Task details
Write out all the entries word for word, but skip any images.

Given data
begin

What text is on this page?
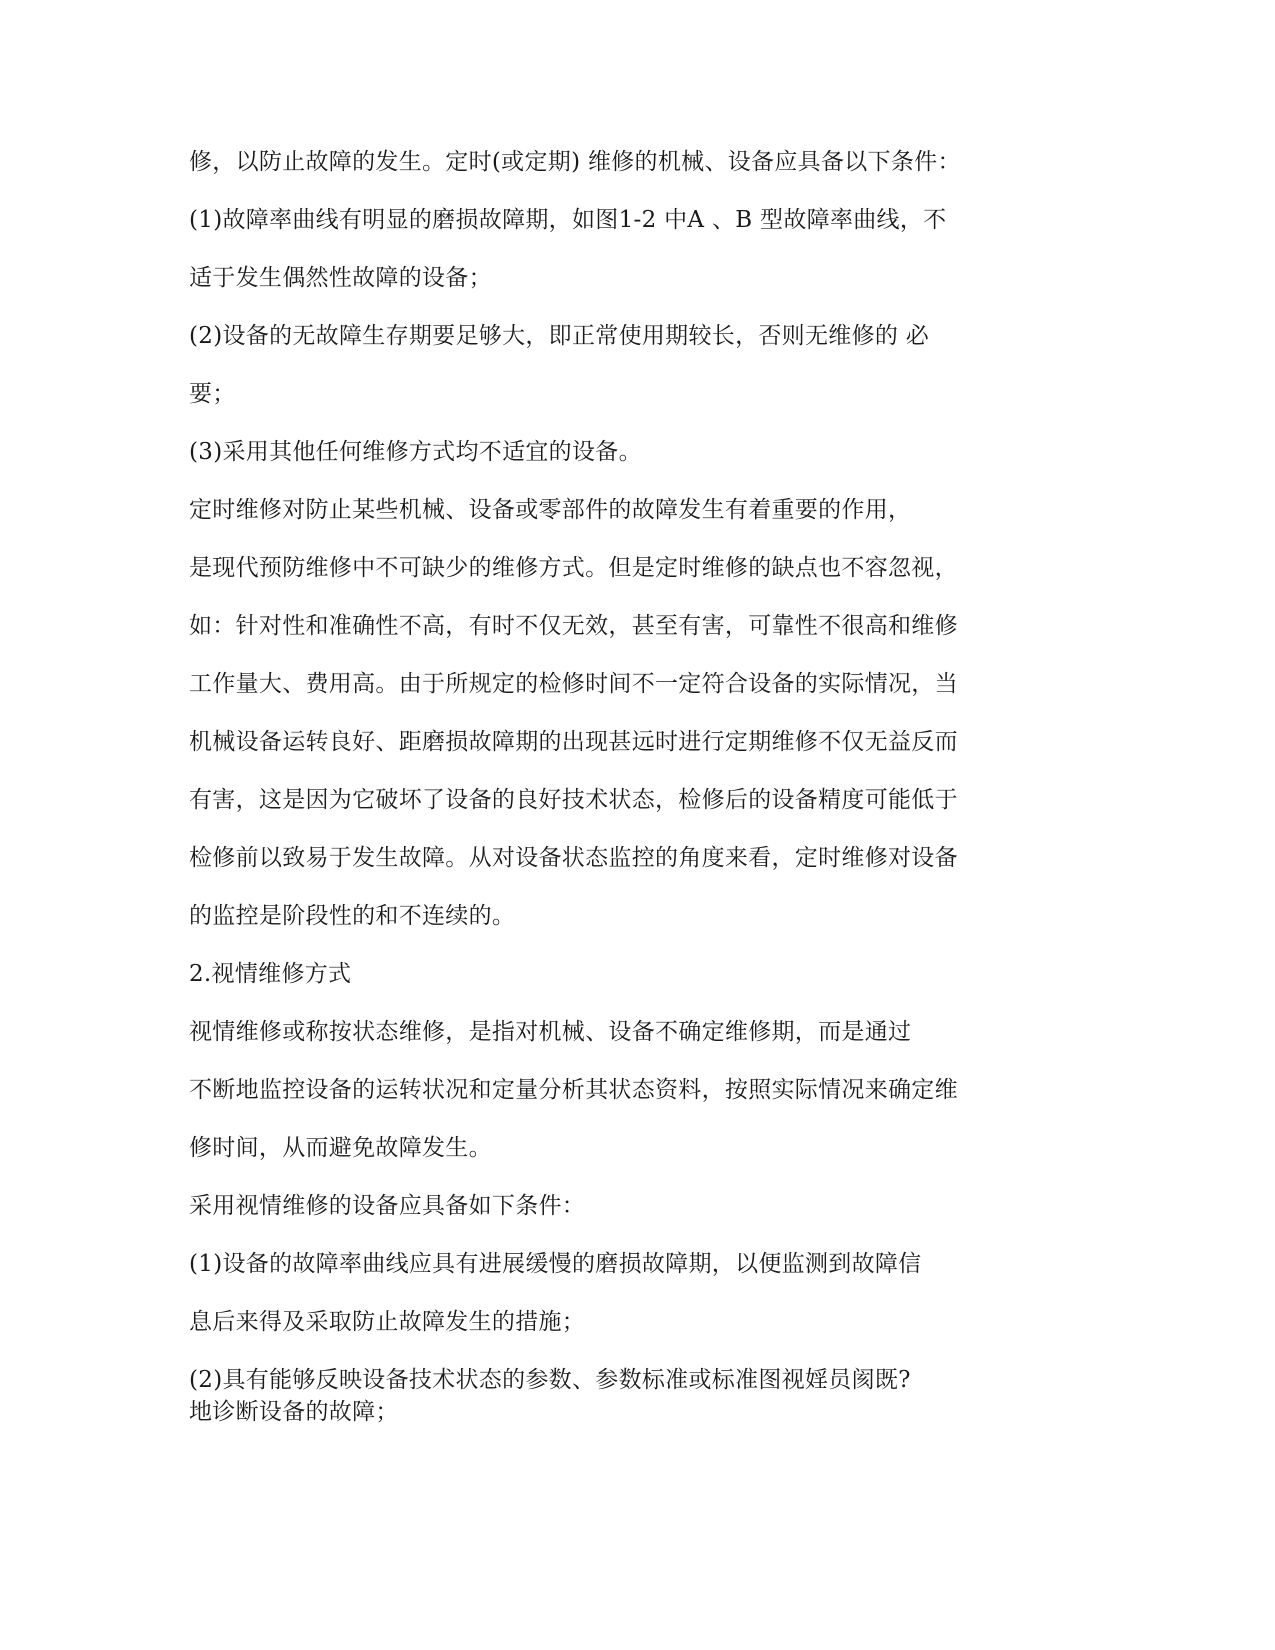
修，以防止故障的发生。定时(或定期) 维修的机械、设备应具备以下条件：
(1)故障率曲线有明显的磨损故障期，如图1-2 中A 、B 型故障率曲线，不
适于发生偶然性故障的设备；
(2)设备的无故障生存期要足够大，即正常使用期较长，否则无维修的 必
要；
(3)采用其他任何维修方式均不适宜的设备。
定时维修对防止某些机械、设备或零部件的故障发生有着重要的作用，
是现代预防维修中不可缺少的维修方式。但是定时维修的缺点也不容忽视，
如：针对性和准确性不高，有时不仅无效，甚至有害，可靠性不很高和维修
工作量大、费用高。由于所规定的检修时间不一定符合设备的实际情况，当
机械设备运转良好、距磨损故障期的出现甚远时进行定期维修不仅无益反而
有害，这是因为它破坏了设备的良好技术状态，检修后的设备精度可能低于
检修前以致易于发生故障。从对设备状态监控的角度来看，定时维修对设备
的监控是阶段性的和不连续的。
2.视情维修方式
视情维修或称按状态维修，是指对机械、设备不确定维修期，而是通过
不断地监控设备的运转状况和定量分析其状态资料，按照实际情况来确定维
修时间，从而避免故障发生。
采用视情维修的设备应具备如下条件：
(1)设备的故障率曲线应具有进展缓慢的磨损故障期，以便监测到故障信
息后来得及采取防止故障发生的措施；
(2)具有能够反映设备技术状态的参数、参数标准或标准图视婬员阂既?
地诊断设备的故障；
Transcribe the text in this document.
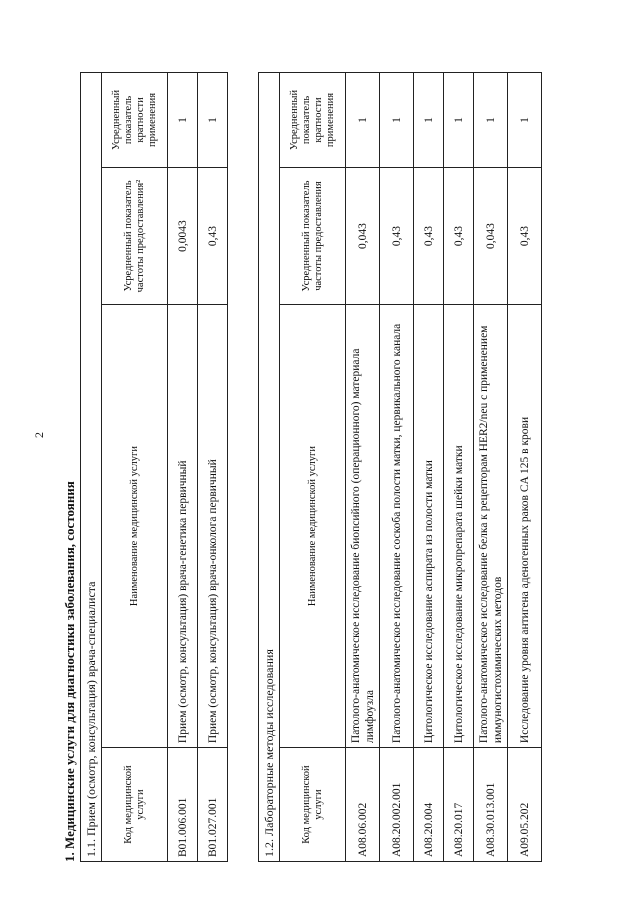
2
1. Медицинские услуги для диагностики заболевания, состояния 1.1. Прием (осмотр, консультация) врача-специалиста			
Код медицинской услуги	Наименование медицинской услуги	Усредненный показатель частоты предоставления²	Усредненный показатель кратности применения
B01.006.001	Прием (осмотр, консультация) врача-генетика первичный	0,0043	1
B01.027.001	Прием (осмотр, консультация) врача-онколога первичный	0,43	1
1.2. Лабораторные методы исследования			
Код медицинской услуги	Наименование медицинской услуги	Усредненный показатель частоты предоставления	Усредненный показатель кратности применения
A08.06.002	Патолого-анатомическое исследование биопсийного (операционного) материала лимфоузла	0,043	1
A08.20.002.001	Патолого-анатомическое исследование соскоба полости матки, цервикального канала	0,43	1
A08.20.004	Цитологическое исследование аспирата из полости матки	0,43	1
A08.20.017	Цитологическое исследование микропрепарата шейки матки	0,43	1
A08.30.013.001	Патолого-анатомическое исследование белка к рецепторам HER2/neu с применением иммуногистохимических методов	0,043	1
A09.05.202	Исследование уровня антигена аденогенных раков CA 125 в крови	0,43	1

end

Exercise solution
What text is on this page?
修，以防止故障的发生。定时(或定期) 维修的机械、设备应具备以下条件：
(1)故障率曲线有明显的磨损故障期，如图1-2 中A 、B 型故障率曲线，不
适于发生偶然性故障的设备；
(2)设备的无故障生存期要足够大，即正常使用期较长，否则无维修的 必
要；
(3)采用其他任何维修方式均不适宜的设备。
定时维修对防止某些机械、设备或零部件的故障发生有着重要的作用，
是现代预防维修中不可缺少的维修方式。但是定时维修的缺点也不容忽视，
如：针对性和准确性不高，有时不仅无效，甚至有害，可靠性不很高和维修
工作量大、费用高。由于所规定的检修时间不一定符合设备的实际情况，当
机械设备运转良好、距磨损故障期的出现甚远时进行定期维修不仅无益反而
有害，这是因为它破坏了设备的良好技术状态，检修后的设备精度可能低于
检修前以致易于发生故障。从对设备状态监控的角度来看，定时维修对设备
的监控是阶段性的和不连续的。
2.视情维修方式
视情维修或称按状态维修，是指对机械、设备不确定维修期，而是通过
不断地监控设备的运转状况和定量分析其状态资料，按照实际情况来确定维
修时间，从而避免故障发生。
采用视情维修的设备应具备如下条件：
(1)设备的故障率曲线应具有进展缓慢的磨损故障期，以便监测到故障信
息后来得及采取防止故障发生的措施；
(2)具有能够反映设备技术状态的参数、参数标准或标准图视婬员阂既?
地诊断设备的故障；
Transcribe the text in this document.
2
1. Медицинские услуги для диагностики заболевания, состояния 1.1. Прием (осмотр, консультация) врача-специалиста			
Код медицинской услуги	Наименование медицинской услуги	Усредненный показатель частоты предоставления²	Усредненный показатель кратности применения
B01.006.001	Прием (осмотр, консультация) врача-генетика первичный	0,0043	1
B01.027.001	Прием (осмотр, консультация) врача-онколога первичный	0,43	1
1.2. Лабораторные методы исследования			
Код медицинской услуги	Наименование медицинской услуги	Усредненный показатель частоты предоставления	Усредненный показатель кратности применения
A08.06.002	Патолого-анатомическое исследование биопсийного (операционного) материала лимфоузла	0,043	1
A08.20.002.001	Патолого-анатомическое исследование соскоба полости матки, цервикального канала	0,43	1
A08.20.004	Цитологическое исследование аспирата из полости матки	0,43	1
A08.20.017	Цитологическое исследование микропрепарата шейки матки	0,43	1
A08.30.013.001	Патолого-анатомическое исследование белка к рецепторам HER2/neu с применением иммуногистохимических методов	0,043	1
A09.05.202	Исследование уровня антигена аденогенных раков CA 125 в крови	0,43	1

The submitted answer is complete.